YOUR TASK –
Retype the records that come next, word for word.

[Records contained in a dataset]

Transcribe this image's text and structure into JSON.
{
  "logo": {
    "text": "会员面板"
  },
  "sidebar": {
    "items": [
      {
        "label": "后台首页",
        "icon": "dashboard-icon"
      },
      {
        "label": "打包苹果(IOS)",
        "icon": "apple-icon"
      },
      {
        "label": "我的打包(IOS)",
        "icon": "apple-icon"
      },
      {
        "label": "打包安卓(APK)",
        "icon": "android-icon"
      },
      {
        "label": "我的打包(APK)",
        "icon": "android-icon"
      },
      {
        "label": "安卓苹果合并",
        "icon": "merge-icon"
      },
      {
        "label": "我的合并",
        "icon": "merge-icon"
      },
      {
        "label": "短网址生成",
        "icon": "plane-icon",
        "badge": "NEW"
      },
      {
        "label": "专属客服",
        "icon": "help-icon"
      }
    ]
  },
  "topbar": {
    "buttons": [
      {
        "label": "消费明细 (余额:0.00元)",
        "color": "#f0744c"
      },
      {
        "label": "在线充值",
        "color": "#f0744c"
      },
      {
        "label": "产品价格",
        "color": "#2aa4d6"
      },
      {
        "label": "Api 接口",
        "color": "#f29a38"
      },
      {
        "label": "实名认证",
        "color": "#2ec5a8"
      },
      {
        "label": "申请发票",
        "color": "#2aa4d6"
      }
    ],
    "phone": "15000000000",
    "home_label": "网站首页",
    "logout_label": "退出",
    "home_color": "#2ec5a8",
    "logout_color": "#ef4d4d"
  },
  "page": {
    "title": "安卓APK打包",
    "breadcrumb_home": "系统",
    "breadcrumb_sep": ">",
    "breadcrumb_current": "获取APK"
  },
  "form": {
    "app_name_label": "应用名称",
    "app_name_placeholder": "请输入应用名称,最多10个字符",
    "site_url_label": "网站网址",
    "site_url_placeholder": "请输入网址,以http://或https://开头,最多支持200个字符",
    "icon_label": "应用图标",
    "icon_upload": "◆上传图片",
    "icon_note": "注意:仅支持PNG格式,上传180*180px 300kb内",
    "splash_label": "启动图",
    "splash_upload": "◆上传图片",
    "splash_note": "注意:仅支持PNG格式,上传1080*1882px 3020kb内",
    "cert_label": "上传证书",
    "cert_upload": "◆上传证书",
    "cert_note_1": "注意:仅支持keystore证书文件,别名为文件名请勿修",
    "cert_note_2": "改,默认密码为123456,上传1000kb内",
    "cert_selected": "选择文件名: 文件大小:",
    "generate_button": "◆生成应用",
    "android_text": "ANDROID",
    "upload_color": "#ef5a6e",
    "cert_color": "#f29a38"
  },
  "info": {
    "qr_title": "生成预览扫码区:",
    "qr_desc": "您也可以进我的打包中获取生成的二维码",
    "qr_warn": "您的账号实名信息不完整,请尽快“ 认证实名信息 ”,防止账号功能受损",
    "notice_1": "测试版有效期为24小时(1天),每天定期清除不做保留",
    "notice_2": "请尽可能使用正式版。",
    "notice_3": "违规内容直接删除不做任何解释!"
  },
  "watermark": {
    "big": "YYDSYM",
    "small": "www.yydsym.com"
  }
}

FULL RESPONSE –
Transcribe this image's text and structure into JSON.
{
  "logo": {
    "text": "会员面板"
  },
  "sidebar": {
    "items": [
      {
        "label": "后台首页",
        "icon": "dashboard-icon"
      },
      {
        "label": "打包苹果(IOS)",
        "icon": "apple-icon"
      },
      {
        "label": "我的打包(IOS)",
        "icon": "apple-icon"
      },
      {
        "label": "打包安卓(APK)",
        "icon": "android-icon"
      },
      {
        "label": "我的打包(APK)",
        "icon": "android-icon"
      },
      {
        "label": "安卓苹果合并",
        "icon": "merge-icon"
      },
      {
        "label": "我的合并",
        "icon": "merge-icon"
      },
      {
        "label": "短网址生成",
        "icon": "plane-icon",
        "badge": "NEW"
      },
      {
        "label": "专属客服",
        "icon": "help-icon"
      }
    ]
  },
  "topbar": {
    "buttons": [
      {
        "label": "消费明细 (余额:0.00元)",
        "color": "#f0744c"
      },
      {
        "label": "在线充值",
        "color": "#f0744c"
      },
      {
        "label": "产品价格",
        "color": "#2aa4d6"
      },
      {
        "label": "Api 接口",
        "color": "#f29a38"
      },
      {
        "label": "实名认证",
        "color": "#2ec5a8"
      },
      {
        "label": "申请发票",
        "color": "#2aa4d6"
      }
    ],
    "phone": "15000000000",
    "home_label": "网站首页",
    "logout_label": "退出",
    "home_color": "#2ec5a8",
    "logout_color": "#ef4d4d"
  },
  "page": {
    "title": "安卓APK打包",
    "breadcrumb_home": "系统",
    "breadcrumb_sep": ">",
    "breadcrumb_current": "获取APK"
  },
  "form": {
    "app_name_label": "应用名称",
    "app_name_placeholder": "请输入应用名称,最多10个字符",
    "site_url_label": "网站网址",
    "site_url_placeholder": "请输入网址,以http://或https://开头,最多支持200个字符",
    "icon_label": "应用图标",
    "icon_upload": "◆上传图片",
    "icon_note": "注意:仅支持PNG格式,上传180*180px 300kb内",
    "splash_label": "启动图",
    "splash_upload": "◆上传图片",
    "splash_note": "注意:仅支持PNG格式,上传1080*1882px 3020kb内",
    "cert_label": "上传证书",
    "cert_upload": "◆上传证书",
    "cert_note_1": "注意:仅支持keystore证书文件,别名为文件名请勿修",
    "cert_note_2": "改,默认密码为123456,上传1000kb内",
    "cert_selected": "选择文件名: 文件大小:",
    "generate_button": "◆生成应用",
    "android_text": "ANDROID",
    "upload_color": "#ef5a6e",
    "cert_color": "#f29a38"
  },
  "info": {
    "qr_title": "生成预览扫码区:",
    "qr_desc": "您也可以进我的打包中获取生成的二维码",
    "qr_warn": "您的账号实名信息不完整,请尽快“ 认证实名信息 ”,防止账号功能受损",
    "notice_1": "测试版有效期为24小时(1天),每天定期清除不做保留",
    "notice_2": "请尽可能使用正式版。",
    "notice_3": "违规内容直接删除不做任何解释!"
  },
  "watermark": {
    "big": "YYDSYM",
    "small": "www.yydsym.com"
  }
}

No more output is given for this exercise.